::: INPUT RECORDS

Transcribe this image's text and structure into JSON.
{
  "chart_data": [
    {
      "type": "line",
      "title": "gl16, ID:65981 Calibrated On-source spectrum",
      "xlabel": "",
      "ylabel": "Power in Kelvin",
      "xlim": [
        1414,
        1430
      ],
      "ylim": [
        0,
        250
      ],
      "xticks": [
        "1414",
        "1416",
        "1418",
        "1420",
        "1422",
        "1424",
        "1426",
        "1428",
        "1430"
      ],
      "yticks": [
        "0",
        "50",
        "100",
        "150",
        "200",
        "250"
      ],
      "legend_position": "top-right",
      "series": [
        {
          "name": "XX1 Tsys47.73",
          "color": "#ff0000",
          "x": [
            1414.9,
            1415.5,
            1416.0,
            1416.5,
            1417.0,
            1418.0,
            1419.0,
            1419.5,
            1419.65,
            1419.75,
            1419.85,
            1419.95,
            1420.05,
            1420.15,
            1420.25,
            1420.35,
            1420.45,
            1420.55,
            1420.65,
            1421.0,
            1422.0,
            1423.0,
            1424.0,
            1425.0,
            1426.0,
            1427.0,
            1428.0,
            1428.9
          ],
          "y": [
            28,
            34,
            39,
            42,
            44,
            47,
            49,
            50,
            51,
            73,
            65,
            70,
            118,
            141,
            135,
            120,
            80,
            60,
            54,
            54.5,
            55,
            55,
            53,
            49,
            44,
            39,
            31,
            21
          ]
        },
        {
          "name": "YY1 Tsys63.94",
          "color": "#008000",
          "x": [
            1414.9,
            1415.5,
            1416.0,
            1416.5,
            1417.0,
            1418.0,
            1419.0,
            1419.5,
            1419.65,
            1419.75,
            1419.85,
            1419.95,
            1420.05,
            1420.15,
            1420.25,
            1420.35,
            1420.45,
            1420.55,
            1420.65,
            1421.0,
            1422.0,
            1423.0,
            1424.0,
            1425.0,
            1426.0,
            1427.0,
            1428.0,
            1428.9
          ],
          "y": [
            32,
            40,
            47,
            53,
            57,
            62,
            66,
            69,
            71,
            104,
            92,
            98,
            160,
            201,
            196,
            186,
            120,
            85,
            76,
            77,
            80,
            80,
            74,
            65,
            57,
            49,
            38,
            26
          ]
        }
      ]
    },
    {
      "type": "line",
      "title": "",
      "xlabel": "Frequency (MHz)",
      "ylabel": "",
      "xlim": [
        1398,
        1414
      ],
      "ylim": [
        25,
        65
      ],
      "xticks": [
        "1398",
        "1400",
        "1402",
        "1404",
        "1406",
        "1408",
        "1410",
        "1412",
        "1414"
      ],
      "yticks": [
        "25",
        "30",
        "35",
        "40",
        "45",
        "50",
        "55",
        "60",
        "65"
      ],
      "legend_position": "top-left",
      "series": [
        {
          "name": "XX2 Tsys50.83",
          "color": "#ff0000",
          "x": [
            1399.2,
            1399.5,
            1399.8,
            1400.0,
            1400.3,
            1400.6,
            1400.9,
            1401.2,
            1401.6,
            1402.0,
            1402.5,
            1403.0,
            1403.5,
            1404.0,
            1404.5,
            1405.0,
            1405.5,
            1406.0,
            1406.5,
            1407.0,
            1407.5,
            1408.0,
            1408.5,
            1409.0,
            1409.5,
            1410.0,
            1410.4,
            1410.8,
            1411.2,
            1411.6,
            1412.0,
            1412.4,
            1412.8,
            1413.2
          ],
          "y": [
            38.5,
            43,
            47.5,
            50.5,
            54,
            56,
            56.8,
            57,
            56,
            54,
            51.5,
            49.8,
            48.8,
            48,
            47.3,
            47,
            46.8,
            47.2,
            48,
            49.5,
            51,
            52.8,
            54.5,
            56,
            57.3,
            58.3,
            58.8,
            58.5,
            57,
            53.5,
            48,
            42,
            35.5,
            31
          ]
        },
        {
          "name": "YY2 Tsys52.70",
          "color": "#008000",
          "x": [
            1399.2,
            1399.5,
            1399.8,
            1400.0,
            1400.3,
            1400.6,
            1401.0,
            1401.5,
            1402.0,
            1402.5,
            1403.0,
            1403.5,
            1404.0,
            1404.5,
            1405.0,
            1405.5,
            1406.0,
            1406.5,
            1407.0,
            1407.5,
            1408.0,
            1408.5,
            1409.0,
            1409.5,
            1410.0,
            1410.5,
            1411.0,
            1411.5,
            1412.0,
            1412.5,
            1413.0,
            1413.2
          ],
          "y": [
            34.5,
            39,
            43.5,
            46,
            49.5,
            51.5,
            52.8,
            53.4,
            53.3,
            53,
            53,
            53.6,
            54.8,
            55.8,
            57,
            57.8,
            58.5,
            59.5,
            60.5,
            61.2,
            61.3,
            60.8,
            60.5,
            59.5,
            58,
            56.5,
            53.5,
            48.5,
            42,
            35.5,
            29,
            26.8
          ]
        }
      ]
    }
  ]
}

::::::

Transcribe the entire listing above precisely.

Transcribe this image's text and structure into JSON.
{
  "chart_data": [
    {
      "type": "line",
      "title": "gl16, ID:65981 Calibrated On-source spectrum",
      "xlabel": "",
      "ylabel": "Power in Kelvin",
      "xlim": [
        1414,
        1430
      ],
      "ylim": [
        0,
        250
      ],
      "xticks": [
        "1414",
        "1416",
        "1418",
        "1420",
        "1422",
        "1424",
        "1426",
        "1428",
        "1430"
      ],
      "yticks": [
        "0",
        "50",
        "100",
        "150",
        "200",
        "250"
      ],
      "legend_position": "top-right",
      "series": [
        {
          "name": "XX1 Tsys47.73",
          "color": "#ff0000",
          "x": [
            1414.9,
            1415.5,
            1416.0,
            1416.5,
            1417.0,
            1418.0,
            1419.0,
            1419.5,
            1419.65,
            1419.75,
            1419.85,
            1419.95,
            1420.05,
            1420.15,
            1420.25,
            1420.35,
            1420.45,
            1420.55,
            1420.65,
            1421.0,
            1422.0,
            1423.0,
            1424.0,
            1425.0,
            1426.0,
            1427.0,
            1428.0,
            1428.9
          ],
          "y": [
            28,
            34,
            39,
            42,
            44,
            47,
            49,
            50,
            51,
            73,
            65,
            70,
            118,
            141,
            135,
            120,
            80,
            60,
            54,
            54.5,
            55,
            55,
            53,
            49,
            44,
            39,
            31,
            21
          ]
        },
        {
          "name": "YY1 Tsys63.94",
          "color": "#008000",
          "x": [
            1414.9,
            1415.5,
            1416.0,
            1416.5,
            1417.0,
            1418.0,
            1419.0,
            1419.5,
            1419.65,
            1419.75,
            1419.85,
            1419.95,
            1420.05,
            1420.15,
            1420.25,
            1420.35,
            1420.45,
            1420.55,
            1420.65,
            1421.0,
            1422.0,
            1423.0,
            1424.0,
            1425.0,
            1426.0,
            1427.0,
            1428.0,
            1428.9
          ],
          "y": [
            32,
            40,
            47,
            53,
            57,
            62,
            66,
            69,
            71,
            104,
            92,
            98,
            160,
            201,
            196,
            186,
            120,
            85,
            76,
            77,
            80,
            80,
            74,
            65,
            57,
            49,
            38,
            26
          ]
        }
      ]
    },
    {
      "type": "line",
      "title": "",
      "xlabel": "Frequency (MHz)",
      "ylabel": "",
      "xlim": [
        1398,
        1414
      ],
      "ylim": [
        25,
        65
      ],
      "xticks": [
        "1398",
        "1400",
        "1402",
        "1404",
        "1406",
        "1408",
        "1410",
        "1412",
        "1414"
      ],
      "yticks": [
        "25",
        "30",
        "35",
        "40",
        "45",
        "50",
        "55",
        "60",
        "65"
      ],
      "legend_position": "top-left",
      "series": [
        {
          "name": "XX2 Tsys50.83",
          "color": "#ff0000",
          "x": [
            1399.2,
            1399.5,
            1399.8,
            1400.0,
            1400.3,
            1400.6,
            1400.9,
            1401.2,
            1401.6,
            1402.0,
            1402.5,
            1403.0,
            1403.5,
            1404.0,
            1404.5,
            1405.0,
            1405.5,
            1406.0,
            1406.5,
            1407.0,
            1407.5,
            1408.0,
            1408.5,
            1409.0,
            1409.5,
            1410.0,
            1410.4,
            1410.8,
            1411.2,
            1411.6,
            1412.0,
            1412.4,
            1412.8,
            1413.2
          ],
          "y": [
            38.5,
            43,
            47.5,
            50.5,
            54,
            56,
            56.8,
            57,
            56,
            54,
            51.5,
            49.8,
            48.8,
            48,
            47.3,
            47,
            46.8,
            47.2,
            48,
            49.5,
            51,
            52.8,
            54.5,
            56,
            57.3,
            58.3,
            58.8,
            58.5,
            57,
            53.5,
            48,
            42,
            35.5,
            31
          ]
        },
        {
          "name": "YY2 Tsys52.70",
          "color": "#008000",
          "x": [
            1399.2,
            1399.5,
            1399.8,
            1400.0,
            1400.3,
            1400.6,
            1401.0,
            1401.5,
            1402.0,
            1402.5,
            1403.0,
            1403.5,
            1404.0,
            1404.5,
            1405.0,
            1405.5,
            1406.0,
            1406.5,
            1407.0,
            1407.5,
            1408.0,
            1408.5,
            1409.0,
            1409.5,
            1410.0,
            1410.5,
            1411.0,
            1411.5,
            1412.0,
            1412.5,
            1413.0,
            1413.2
          ],
          "y": [
            34.5,
            39,
            43.5,
            46,
            49.5,
            51.5,
            52.8,
            53.4,
            53.3,
            53,
            53,
            53.6,
            54.8,
            55.8,
            57,
            57.8,
            58.5,
            59.5,
            60.5,
            61.2,
            61.3,
            60.8,
            60.5,
            59.5,
            58,
            56.5,
            53.5,
            48.5,
            42,
            35.5,
            29,
            26.8
          ]
        }
      ]
    }
  ]
}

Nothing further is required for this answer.